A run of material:

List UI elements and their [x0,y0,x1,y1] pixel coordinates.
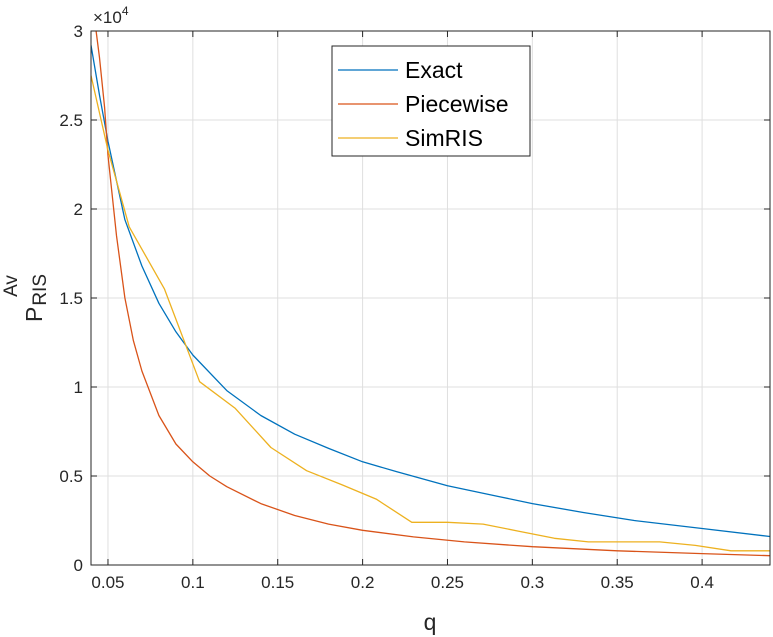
legend-label-exact: Exact [405,57,463,83]
y-axis-label-sup: Av [1,275,22,297]
y-axis: 0 0.5 1 1.5 2 2.5 3 [59,22,770,575]
y-axis-label-sub: RIS [30,274,51,306]
x-tick-label: 0.4 [690,573,714,592]
x-tick-label: 0.05 [91,573,124,592]
x-tick-label: 0.15 [261,573,294,592]
exponent-power: 4 [122,4,129,18]
y-tick-label: 0.5 [59,467,83,486]
series-layer [91,31,770,557]
legend-label-simris: SimRIS [405,125,483,151]
legend: Exact Piecewise SimRIS [331,45,531,157]
series-line-piecewise [95,31,770,557]
y-tick-label: 0 [74,556,83,575]
series-line-exact [91,45,770,538]
x-tick-label: 0.25 [431,573,464,592]
y-tick-label: 1 [74,378,83,397]
exponent-label: ×104 [93,4,129,27]
y-tick-label: 2.5 [59,111,83,130]
x-axis: 0.05 0.1 0.15 0.2 0.25 0.3 0.35 0.4 [91,31,714,592]
x-axis-label: q [424,609,437,635]
y-tick-label: 1.5 [59,289,83,308]
legend-label-piecewise: Piecewise [405,91,509,117]
y-tick-label: 2 [74,200,83,219]
y-axis-label-main: P [21,307,47,322]
svg-text:PRIS: PRIS [21,274,51,322]
x-tick-label: 0.3 [521,573,545,592]
y-axis-label: PRIS Av [1,274,51,322]
x-tick-label: 0.2 [351,573,375,592]
series-line-simris [91,75,770,552]
y-tick-label: 3 [74,22,83,41]
x-tick-label: 0.1 [181,573,205,592]
x-tick-label: 0.35 [601,573,634,592]
exponent-base: ×10 [93,8,122,27]
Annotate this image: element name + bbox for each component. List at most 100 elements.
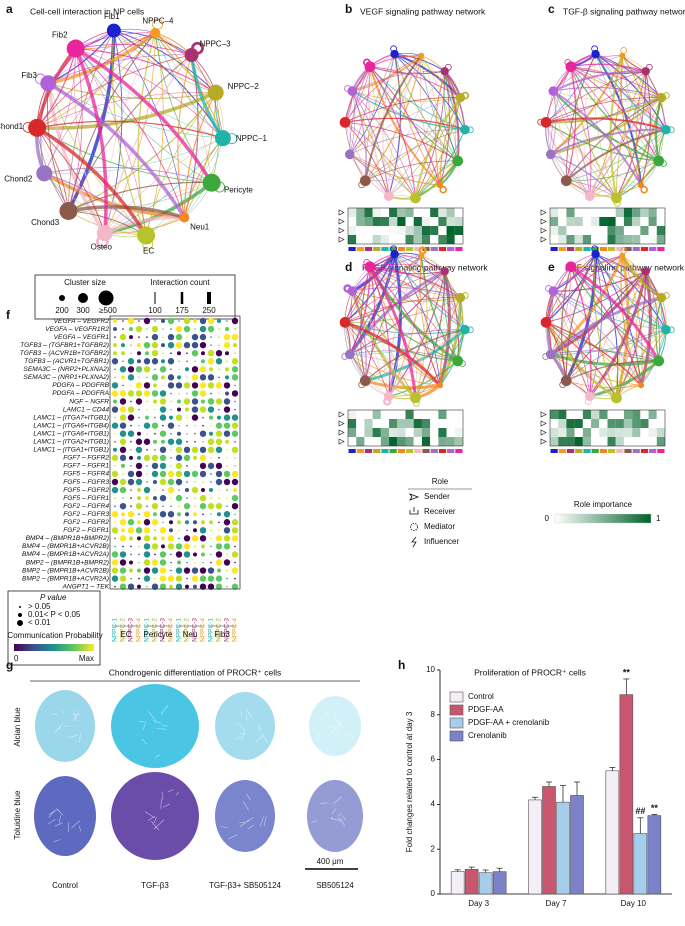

§ **Written instruction**
Retype all of the material above word for word, leaving out the pictures.

§ **Result below**
List UI elements and their [x0,y0,x1,y1] pixel coordinates.
legend-label-exact: Exact [405,57,463,83]
y-axis-label-sup: Av [1,275,22,297]
y-axis: 0 0.5 1 1.5 2 2.5 3 [59,22,770,575]
y-axis-label-sub: RIS [30,274,51,306]
x-tick-label: 0.4 [690,573,714,592]
x-tick-label: 0.05 [91,573,124,592]
x-tick-label: 0.15 [261,573,294,592]
exponent-power: 4 [122,4,129,18]
y-tick-label: 0.5 [59,467,83,486]
series-layer [91,31,770,557]
legend-label-simris: SimRIS [405,125,483,151]
legend: Exact Piecewise SimRIS [331,45,531,157]
series-line-piecewise [95,31,770,557]
y-tick-label: 0 [74,556,83,575]
series-line-exact [91,45,770,538]
x-tick-label: 0.25 [431,573,464,592]
y-tick-label: 1 [74,378,83,397]
exponent-label: ×104 [93,4,129,27]
y-tick-label: 2.5 [59,111,83,130]
x-axis: 0.05 0.1 0.15 0.2 0.25 0.3 0.35 0.4 [91,31,714,592]
x-axis-label: q [424,609,437,635]
y-tick-label: 1.5 [59,289,83,308]
legend-label-piecewise: Piecewise [405,91,509,117]
y-tick-label: 2 [74,200,83,219]
y-axis-label-main: P [21,307,47,322]
svg-text:PRIS: PRIS [21,274,51,322]
x-tick-label: 0.3 [521,573,545,592]
y-axis-label: PRIS Av [1,274,51,322]
x-tick-label: 0.2 [351,573,375,592]
series-line-simris [91,75,770,552]
y-tick-label: 3 [74,22,83,41]
x-tick-label: 0.1 [181,573,205,592]
x-tick-label: 0.35 [601,573,634,592]
exponent-base: ×10 [93,8,122,27]
Annotate this image: element name + bbox for each component. List at most 100 elements.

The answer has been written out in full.